§ **Stated goal**: Copy the lines below with every "bounding boxes" changed to "coordinates" and nothing else altered, leaving out the pictures.

§ **Material provided**:
* Start *
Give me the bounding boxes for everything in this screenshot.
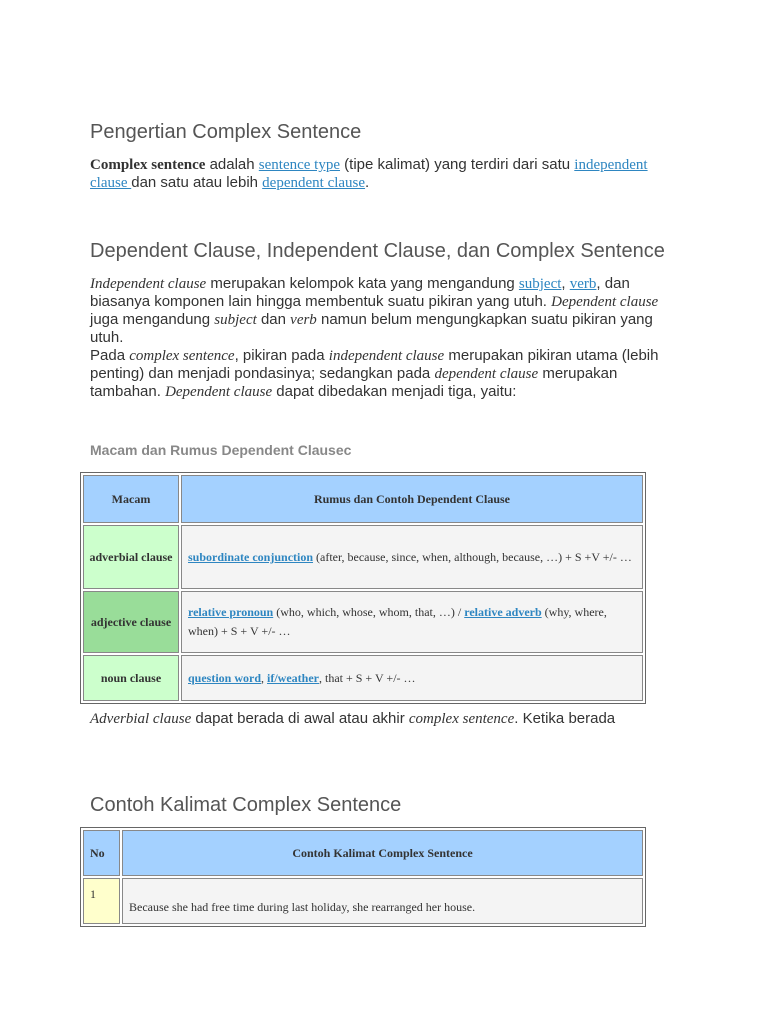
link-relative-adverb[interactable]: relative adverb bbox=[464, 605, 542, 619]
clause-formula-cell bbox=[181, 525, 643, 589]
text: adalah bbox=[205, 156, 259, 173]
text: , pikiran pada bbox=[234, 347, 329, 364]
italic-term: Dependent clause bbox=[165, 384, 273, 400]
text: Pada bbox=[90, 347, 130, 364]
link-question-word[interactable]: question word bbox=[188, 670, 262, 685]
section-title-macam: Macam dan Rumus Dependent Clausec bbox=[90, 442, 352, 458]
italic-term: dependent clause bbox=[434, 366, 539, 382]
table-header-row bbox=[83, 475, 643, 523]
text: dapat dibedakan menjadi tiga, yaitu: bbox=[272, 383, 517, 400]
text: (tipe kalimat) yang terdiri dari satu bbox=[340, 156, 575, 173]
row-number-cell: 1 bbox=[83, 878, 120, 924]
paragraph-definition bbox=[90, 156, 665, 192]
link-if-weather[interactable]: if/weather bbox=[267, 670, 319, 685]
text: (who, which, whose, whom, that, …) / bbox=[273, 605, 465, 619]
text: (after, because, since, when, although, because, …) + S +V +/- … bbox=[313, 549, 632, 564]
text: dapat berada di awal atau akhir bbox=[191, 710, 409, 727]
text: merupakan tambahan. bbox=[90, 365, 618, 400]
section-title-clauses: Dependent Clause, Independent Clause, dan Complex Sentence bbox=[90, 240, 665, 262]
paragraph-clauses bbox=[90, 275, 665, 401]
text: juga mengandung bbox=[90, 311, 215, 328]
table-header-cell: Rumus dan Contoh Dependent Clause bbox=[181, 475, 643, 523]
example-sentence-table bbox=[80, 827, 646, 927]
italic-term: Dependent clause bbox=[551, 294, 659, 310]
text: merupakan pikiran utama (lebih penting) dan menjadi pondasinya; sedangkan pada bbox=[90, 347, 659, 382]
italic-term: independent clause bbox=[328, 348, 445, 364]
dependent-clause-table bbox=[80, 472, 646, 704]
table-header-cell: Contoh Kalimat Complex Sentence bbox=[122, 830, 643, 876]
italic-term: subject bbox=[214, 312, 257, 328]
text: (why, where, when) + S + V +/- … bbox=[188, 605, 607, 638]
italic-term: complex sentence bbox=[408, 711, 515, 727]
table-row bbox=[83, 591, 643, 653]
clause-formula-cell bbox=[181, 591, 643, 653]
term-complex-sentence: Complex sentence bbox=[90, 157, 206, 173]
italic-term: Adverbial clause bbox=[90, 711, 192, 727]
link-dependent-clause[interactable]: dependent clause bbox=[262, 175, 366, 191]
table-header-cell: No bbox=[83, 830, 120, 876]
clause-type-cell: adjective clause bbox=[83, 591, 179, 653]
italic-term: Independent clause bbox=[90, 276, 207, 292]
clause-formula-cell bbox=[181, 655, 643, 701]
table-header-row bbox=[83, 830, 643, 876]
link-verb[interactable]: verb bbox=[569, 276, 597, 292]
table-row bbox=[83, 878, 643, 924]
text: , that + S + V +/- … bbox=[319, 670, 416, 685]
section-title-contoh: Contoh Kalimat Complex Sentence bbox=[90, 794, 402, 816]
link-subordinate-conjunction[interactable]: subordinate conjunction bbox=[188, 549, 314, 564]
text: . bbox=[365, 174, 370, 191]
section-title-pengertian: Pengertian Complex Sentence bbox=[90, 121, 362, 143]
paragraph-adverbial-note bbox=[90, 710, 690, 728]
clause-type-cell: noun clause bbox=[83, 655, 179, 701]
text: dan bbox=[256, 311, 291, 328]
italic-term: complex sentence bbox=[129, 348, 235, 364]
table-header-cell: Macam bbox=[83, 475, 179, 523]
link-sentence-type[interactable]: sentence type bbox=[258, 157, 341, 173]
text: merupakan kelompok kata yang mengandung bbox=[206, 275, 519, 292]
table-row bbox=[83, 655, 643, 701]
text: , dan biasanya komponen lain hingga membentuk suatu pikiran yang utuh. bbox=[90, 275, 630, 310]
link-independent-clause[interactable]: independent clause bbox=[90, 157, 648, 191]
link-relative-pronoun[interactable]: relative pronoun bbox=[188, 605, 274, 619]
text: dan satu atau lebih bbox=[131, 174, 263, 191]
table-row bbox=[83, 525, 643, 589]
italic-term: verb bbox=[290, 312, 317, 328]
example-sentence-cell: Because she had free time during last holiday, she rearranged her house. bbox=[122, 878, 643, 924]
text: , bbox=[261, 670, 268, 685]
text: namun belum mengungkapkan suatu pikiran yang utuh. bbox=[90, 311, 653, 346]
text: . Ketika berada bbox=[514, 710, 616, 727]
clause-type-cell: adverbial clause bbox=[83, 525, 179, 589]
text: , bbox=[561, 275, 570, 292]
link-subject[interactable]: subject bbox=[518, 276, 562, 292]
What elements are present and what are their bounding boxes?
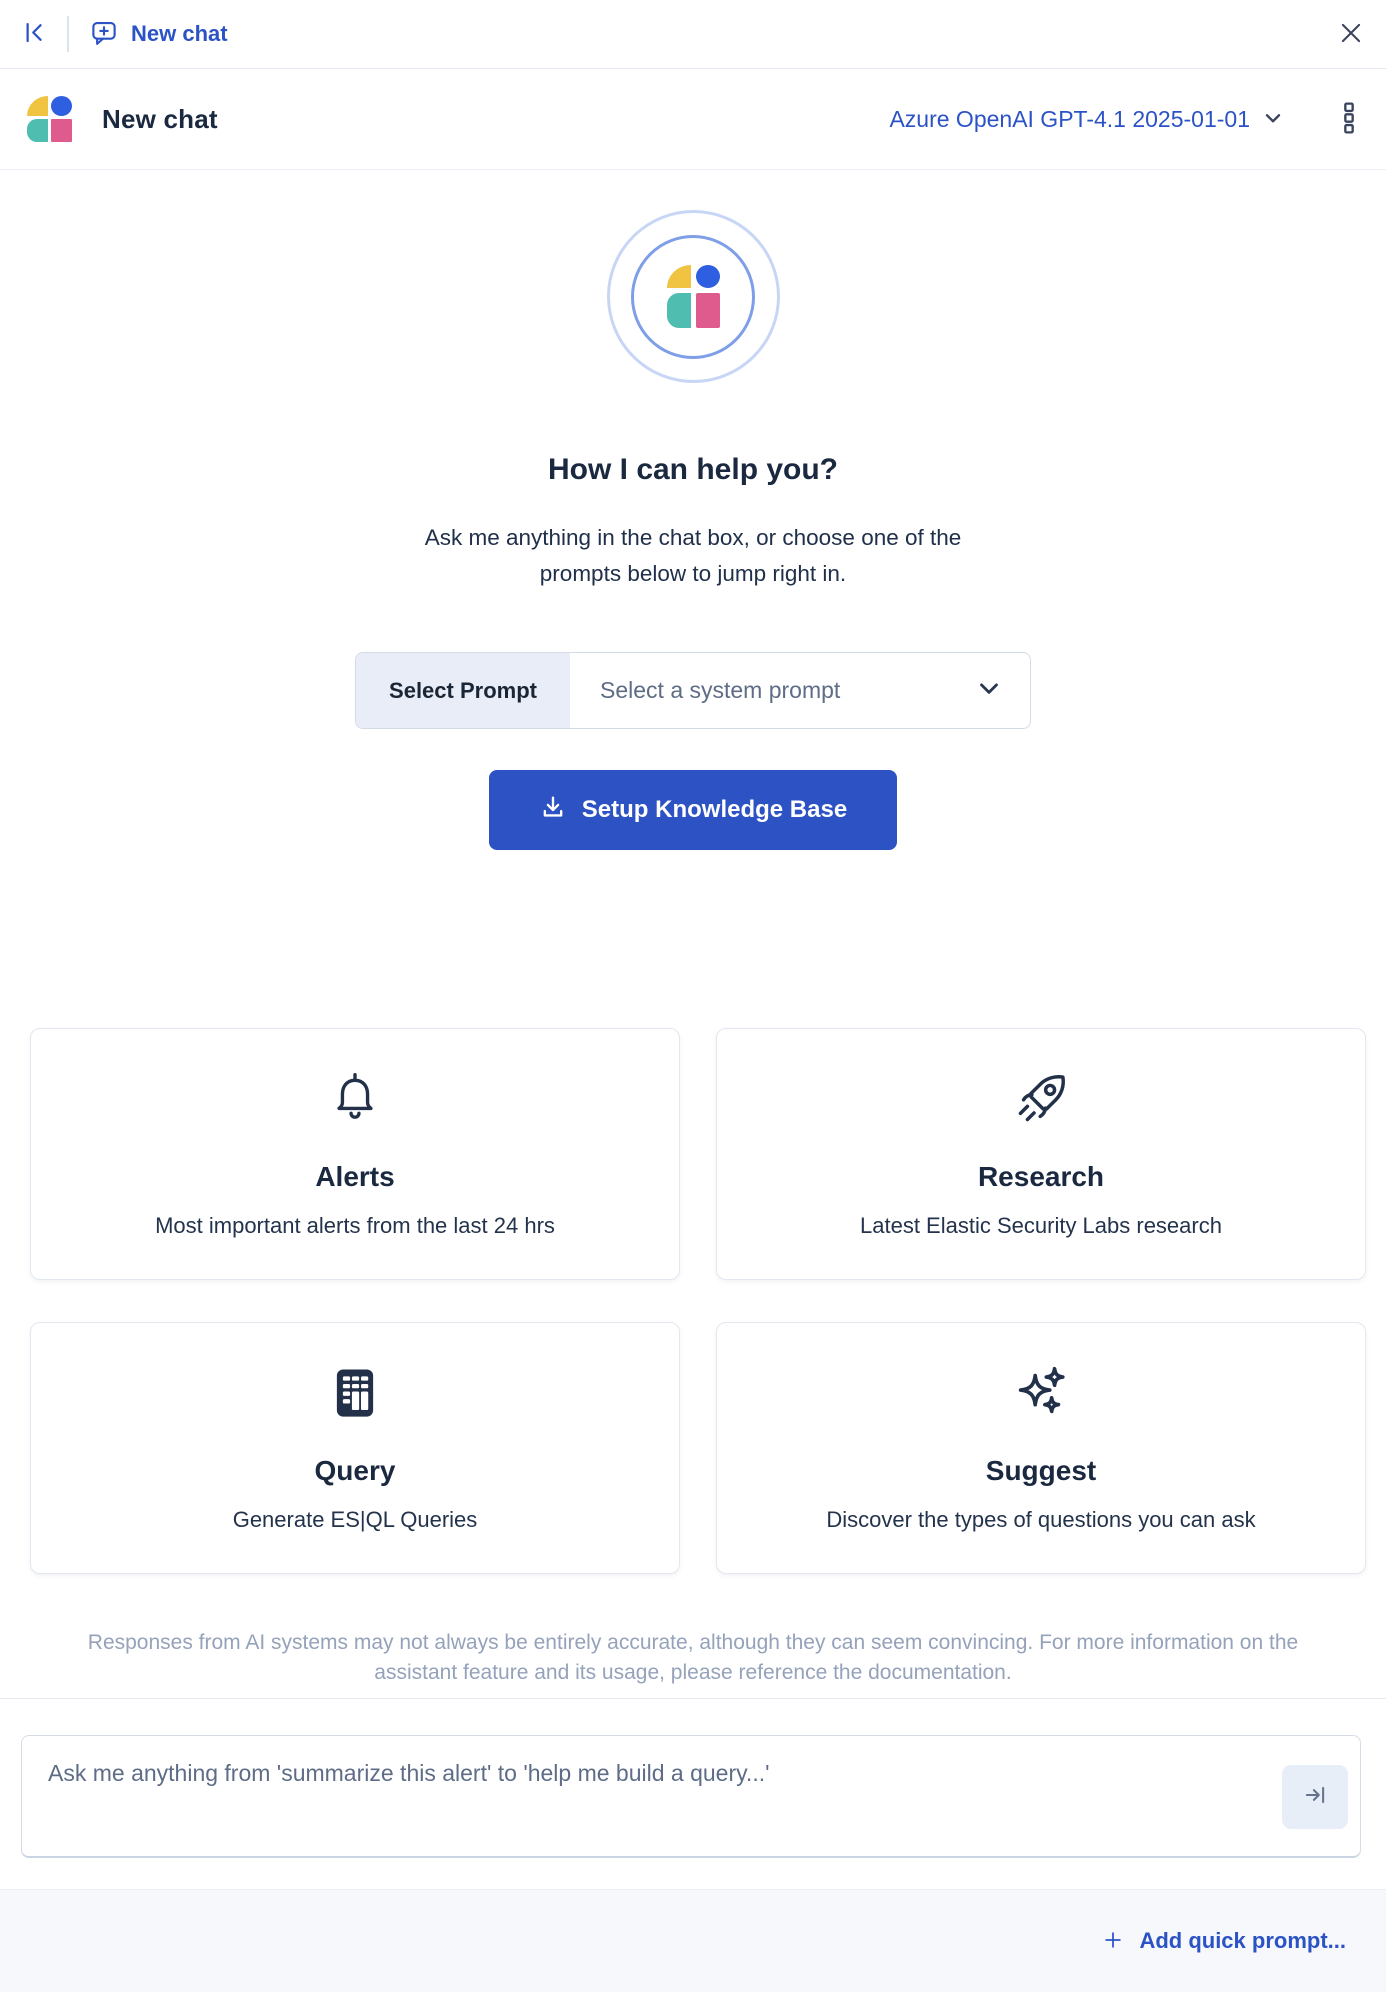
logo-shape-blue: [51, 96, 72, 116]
* End *
§ **Response below**:
Give me the coordinates for everything in this screenshot.
link-relative-adverb[interactable]: relative adverb bbox=[464, 605, 542, 619]
clause-formula-cell bbox=[181, 525, 643, 589]
text: adalah bbox=[205, 156, 259, 173]
text: , pikiran pada bbox=[234, 347, 329, 364]
italic-term: Dependent clause bbox=[165, 384, 273, 400]
text: Pada bbox=[90, 347, 130, 364]
link-question-word[interactable]: question word bbox=[188, 670, 262, 685]
section-title-macam: Macam dan Rumus Dependent Clausec bbox=[90, 442, 352, 458]
italic-term: dependent clause bbox=[434, 366, 539, 382]
table-header-row bbox=[83, 475, 643, 523]
text: dapat dibedakan menjadi tiga, yaitu: bbox=[272, 383, 517, 400]
text: (tipe kalimat) yang terdiri dari satu bbox=[340, 156, 575, 173]
row-number-cell: 1 bbox=[83, 878, 120, 924]
paragraph-definition bbox=[90, 156, 665, 192]
link-if-weather[interactable]: if/weather bbox=[267, 670, 319, 685]
text: (who, which, whose, whom, that, …) / bbox=[273, 605, 465, 619]
text: (after, because, since, when, although, because, …) + S +V +/- … bbox=[313, 549, 632, 564]
text: dapat berada di awal atau akhir bbox=[191, 710, 409, 727]
text: merupakan tambahan. bbox=[90, 365, 618, 400]
section-title-clauses: Dependent Clause, Independent Clause, dan Complex Sentence bbox=[90, 240, 665, 262]
paragraph-clauses bbox=[90, 275, 665, 401]
text: juga mengandung bbox=[90, 311, 215, 328]
table-header-cell: Rumus dan Contoh Dependent Clause bbox=[181, 475, 643, 523]
example-sentence-table bbox=[80, 827, 646, 927]
italic-term: Dependent clause bbox=[551, 294, 659, 310]
text: merupakan pikiran utama (lebih penting) dan menjadi pondasinya; sedangkan pada bbox=[90, 347, 659, 382]
italic-term: independent clause bbox=[328, 348, 445, 364]
dependent-clause-table bbox=[80, 472, 646, 704]
table-header-cell: Contoh Kalimat Complex Sentence bbox=[122, 830, 643, 876]
italic-term: subject bbox=[214, 312, 257, 328]
text: (why, where, when) + S + V +/- … bbox=[188, 605, 607, 638]
italic-term: complex sentence bbox=[408, 711, 515, 727]
table-row bbox=[83, 591, 643, 653]
clause-formula-cell bbox=[181, 591, 643, 653]
term-complex-sentence: Complex sentence bbox=[90, 157, 206, 173]
italic-term: Adverbial clause bbox=[90, 711, 192, 727]
link-dependent-clause[interactable]: dependent clause bbox=[262, 175, 366, 191]
table-header-cell: No bbox=[83, 830, 120, 876]
clause-type-cell: adjective clause bbox=[83, 591, 179, 653]
italic-term: Independent clause bbox=[90, 276, 207, 292]
clause-formula-cell bbox=[181, 655, 643, 701]
table-header-row bbox=[83, 830, 643, 876]
link-verb[interactable]: verb bbox=[569, 276, 597, 292]
table-row bbox=[83, 878, 643, 924]
text: , that + S + V +/- … bbox=[319, 670, 416, 685]
section-title-contoh: Contoh Kalimat Complex Sentence bbox=[90, 794, 402, 816]
link-subordinate-conjunction[interactable]: subordinate conjunction bbox=[188, 549, 314, 564]
text: . bbox=[365, 174, 370, 191]
section-title-pengertian: Pengertian Complex Sentence bbox=[90, 121, 362, 143]
paragraph-adverbial-note bbox=[90, 710, 690, 728]
clause-type-cell: noun clause bbox=[83, 655, 179, 701]
text: dan bbox=[256, 311, 291, 328]
italic-term: complex sentence bbox=[129, 348, 235, 364]
table-header-cell: Macam bbox=[83, 475, 179, 523]
link-sentence-type[interactable]: sentence type bbox=[258, 157, 341, 173]
text: merupakan kelompok kata yang mengandung bbox=[206, 275, 519, 292]
table-row bbox=[83, 655, 643, 701]
text: , dan biasanya komponen lain hingga membentuk suatu pikiran yang utuh. bbox=[90, 275, 630, 310]
link-independent-clause[interactable]: independent clause bbox=[90, 157, 648, 191]
link-relative-pronoun[interactable]: relative pronoun bbox=[188, 605, 274, 619]
text: dan satu atau lebih bbox=[131, 174, 263, 191]
table-row bbox=[83, 525, 643, 589]
italic-term: verb bbox=[290, 312, 317, 328]
example-sentence-cell: Because she had free time during last holiday, she rearranged her house. bbox=[122, 878, 643, 924]
text: , bbox=[261, 670, 268, 685]
text: namun belum mengungkapkan suatu pikiran yang utuh. bbox=[90, 311, 653, 346]
text: . Ketika berada bbox=[514, 710, 616, 727]
clause-type-cell: adverbial clause bbox=[83, 525, 179, 589]
text: , bbox=[561, 275, 570, 292]
link-subject[interactable]: subject bbox=[518, 276, 562, 292]
What elements are present and what are their coordinates?
logo-shape-blue: [51, 96, 72, 116]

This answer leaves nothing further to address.